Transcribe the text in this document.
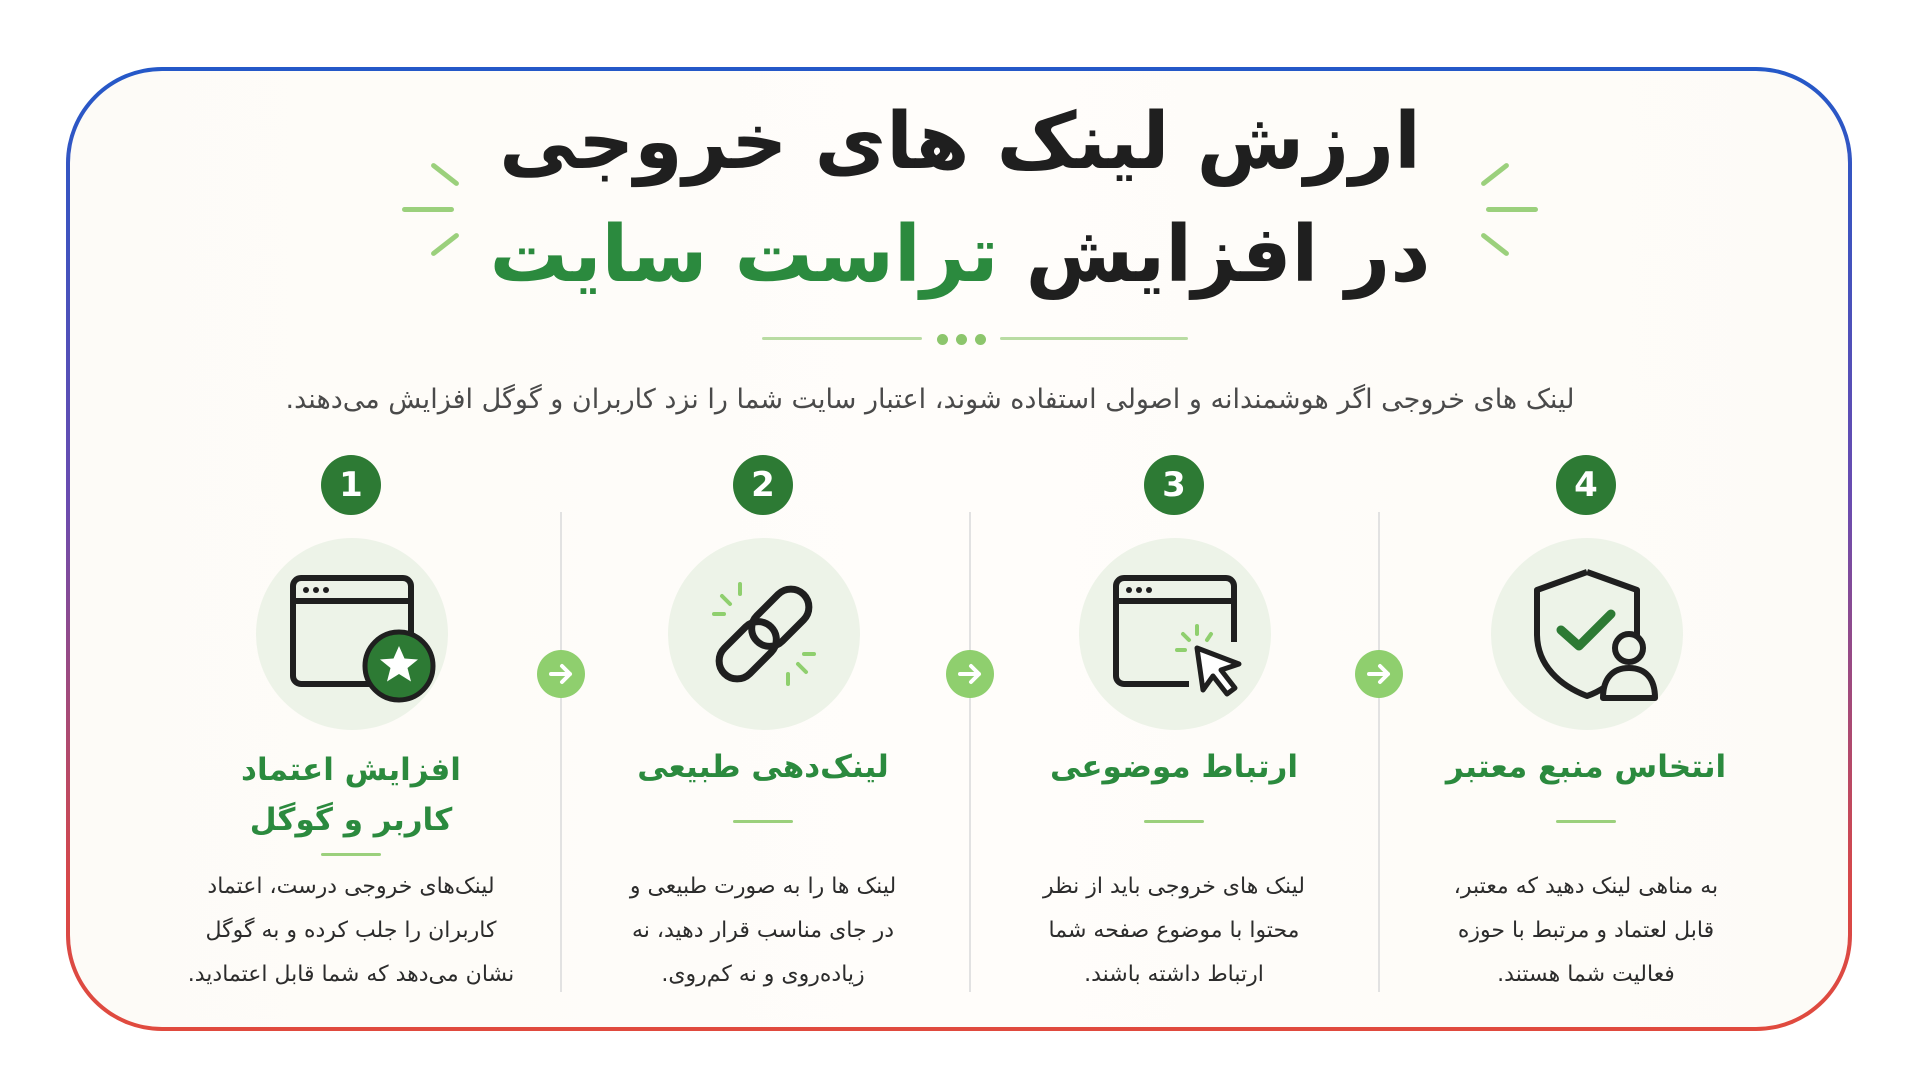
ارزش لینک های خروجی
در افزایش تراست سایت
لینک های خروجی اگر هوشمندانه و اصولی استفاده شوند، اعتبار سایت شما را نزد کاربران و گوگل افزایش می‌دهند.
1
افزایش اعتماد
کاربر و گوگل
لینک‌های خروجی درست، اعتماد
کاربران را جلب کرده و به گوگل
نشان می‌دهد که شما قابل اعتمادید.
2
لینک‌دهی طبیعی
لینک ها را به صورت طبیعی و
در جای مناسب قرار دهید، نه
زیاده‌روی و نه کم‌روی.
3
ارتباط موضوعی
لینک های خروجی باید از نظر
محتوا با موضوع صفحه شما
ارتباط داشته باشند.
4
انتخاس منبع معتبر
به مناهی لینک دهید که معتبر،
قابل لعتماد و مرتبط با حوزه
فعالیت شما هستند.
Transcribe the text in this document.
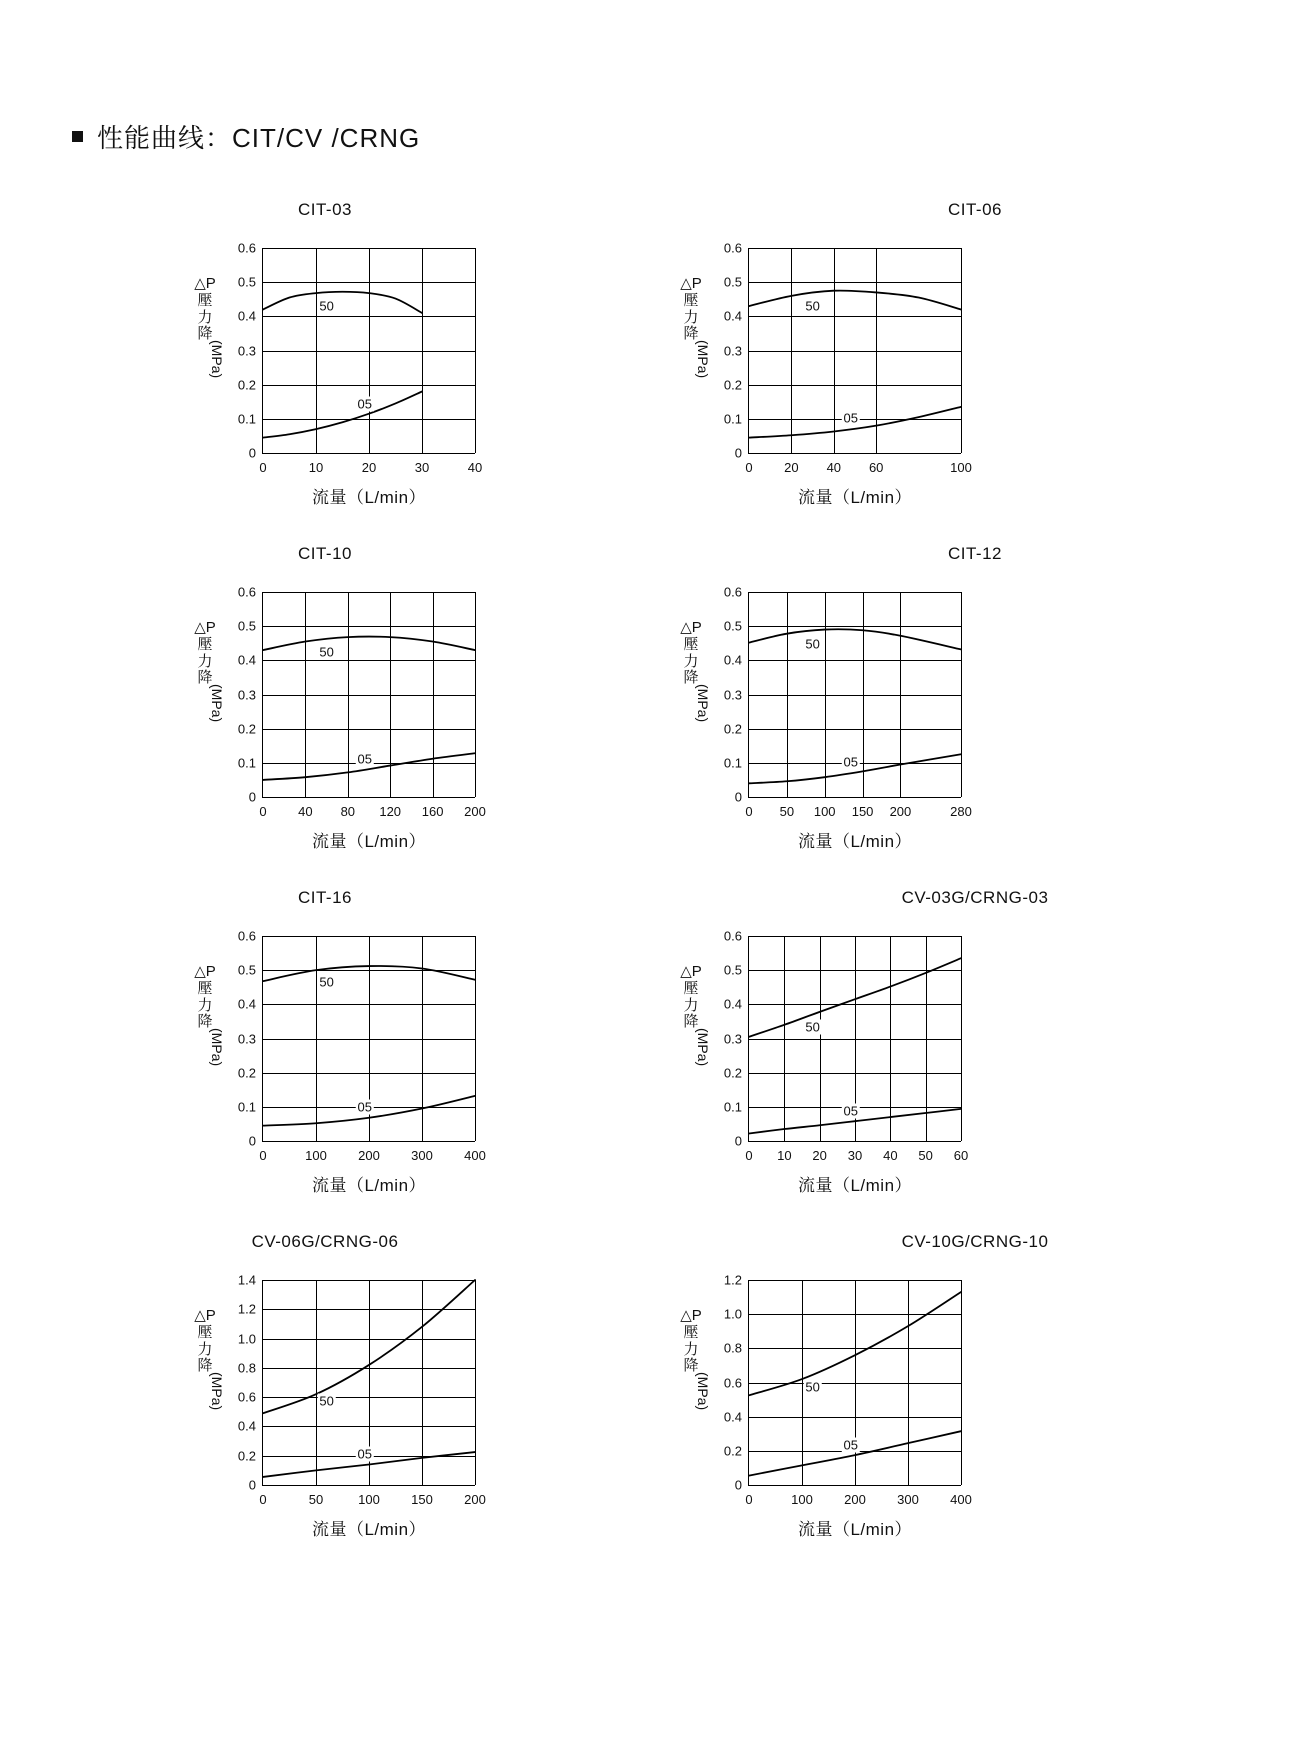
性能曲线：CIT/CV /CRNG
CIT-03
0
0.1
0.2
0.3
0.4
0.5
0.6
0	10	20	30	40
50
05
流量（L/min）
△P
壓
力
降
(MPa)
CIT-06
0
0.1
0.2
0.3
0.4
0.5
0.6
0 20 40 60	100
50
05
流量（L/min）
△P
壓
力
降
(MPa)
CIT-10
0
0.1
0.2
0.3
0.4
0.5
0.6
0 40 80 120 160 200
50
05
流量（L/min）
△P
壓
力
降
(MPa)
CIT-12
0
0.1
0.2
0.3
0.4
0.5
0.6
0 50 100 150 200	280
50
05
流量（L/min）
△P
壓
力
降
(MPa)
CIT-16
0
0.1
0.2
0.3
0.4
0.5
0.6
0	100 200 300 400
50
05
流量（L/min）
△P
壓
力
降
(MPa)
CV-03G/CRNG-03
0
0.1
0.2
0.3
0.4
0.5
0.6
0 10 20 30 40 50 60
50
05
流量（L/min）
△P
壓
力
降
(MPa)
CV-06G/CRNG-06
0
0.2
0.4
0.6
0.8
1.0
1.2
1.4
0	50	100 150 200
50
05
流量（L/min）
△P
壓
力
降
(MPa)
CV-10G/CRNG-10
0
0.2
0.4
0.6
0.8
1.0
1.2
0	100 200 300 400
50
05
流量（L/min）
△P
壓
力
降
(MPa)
---
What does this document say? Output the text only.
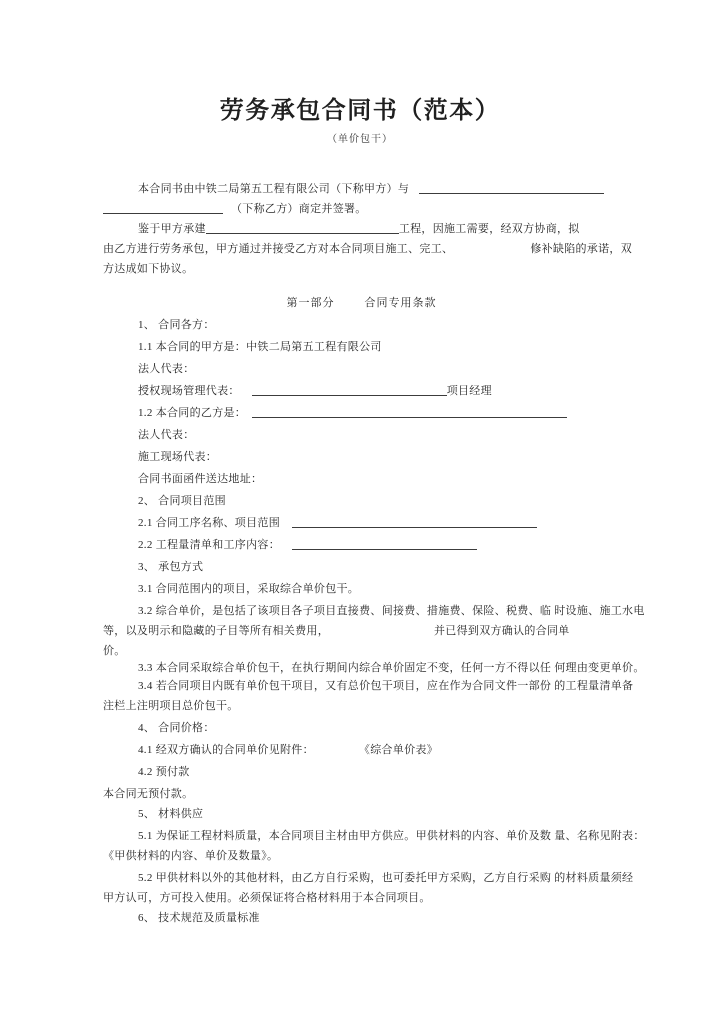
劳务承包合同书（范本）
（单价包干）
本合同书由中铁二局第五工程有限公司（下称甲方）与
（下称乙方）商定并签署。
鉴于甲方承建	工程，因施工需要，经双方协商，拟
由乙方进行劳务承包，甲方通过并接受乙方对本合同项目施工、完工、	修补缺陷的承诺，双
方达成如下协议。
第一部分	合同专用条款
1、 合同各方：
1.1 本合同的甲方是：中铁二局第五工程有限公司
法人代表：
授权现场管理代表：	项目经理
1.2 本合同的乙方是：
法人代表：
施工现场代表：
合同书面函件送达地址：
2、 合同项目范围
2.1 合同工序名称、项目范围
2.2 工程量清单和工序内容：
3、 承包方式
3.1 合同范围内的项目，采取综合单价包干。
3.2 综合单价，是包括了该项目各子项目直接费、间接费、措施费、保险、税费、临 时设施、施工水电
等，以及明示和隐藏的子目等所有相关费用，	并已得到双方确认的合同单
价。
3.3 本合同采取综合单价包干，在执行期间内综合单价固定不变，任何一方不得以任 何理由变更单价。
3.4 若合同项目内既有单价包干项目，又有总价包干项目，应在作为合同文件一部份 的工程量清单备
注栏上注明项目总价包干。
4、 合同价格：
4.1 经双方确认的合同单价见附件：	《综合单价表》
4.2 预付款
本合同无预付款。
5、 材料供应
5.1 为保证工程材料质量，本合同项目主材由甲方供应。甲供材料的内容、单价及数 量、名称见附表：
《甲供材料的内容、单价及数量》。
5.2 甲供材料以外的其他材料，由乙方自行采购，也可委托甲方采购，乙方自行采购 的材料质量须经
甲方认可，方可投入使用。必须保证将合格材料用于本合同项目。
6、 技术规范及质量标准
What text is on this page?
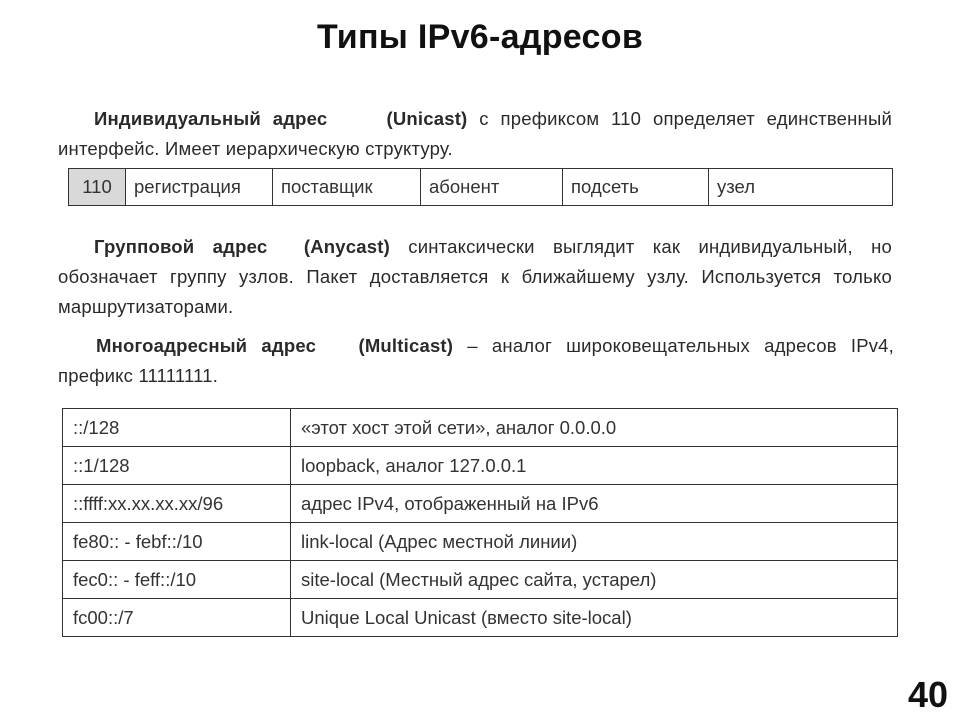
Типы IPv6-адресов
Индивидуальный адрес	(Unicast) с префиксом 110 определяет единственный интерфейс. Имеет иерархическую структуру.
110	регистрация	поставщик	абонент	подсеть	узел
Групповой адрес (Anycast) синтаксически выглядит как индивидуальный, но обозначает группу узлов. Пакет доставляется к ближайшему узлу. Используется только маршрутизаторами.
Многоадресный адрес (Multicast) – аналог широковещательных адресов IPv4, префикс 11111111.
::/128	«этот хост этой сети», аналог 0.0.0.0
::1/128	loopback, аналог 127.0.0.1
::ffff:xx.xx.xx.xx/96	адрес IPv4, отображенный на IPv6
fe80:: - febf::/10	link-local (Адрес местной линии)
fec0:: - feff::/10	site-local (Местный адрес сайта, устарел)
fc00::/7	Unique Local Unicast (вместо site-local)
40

:: WORK REQUIRED ::
Gather each line of the listing that holds the string "CRNG".

:: SOLUTION TO THE PROBLEM ::
性能曲线：CIT/CV /CRNG
CV-03G/CRNG-03
CV-06G/CRNG-06
CV-10G/CRNG-10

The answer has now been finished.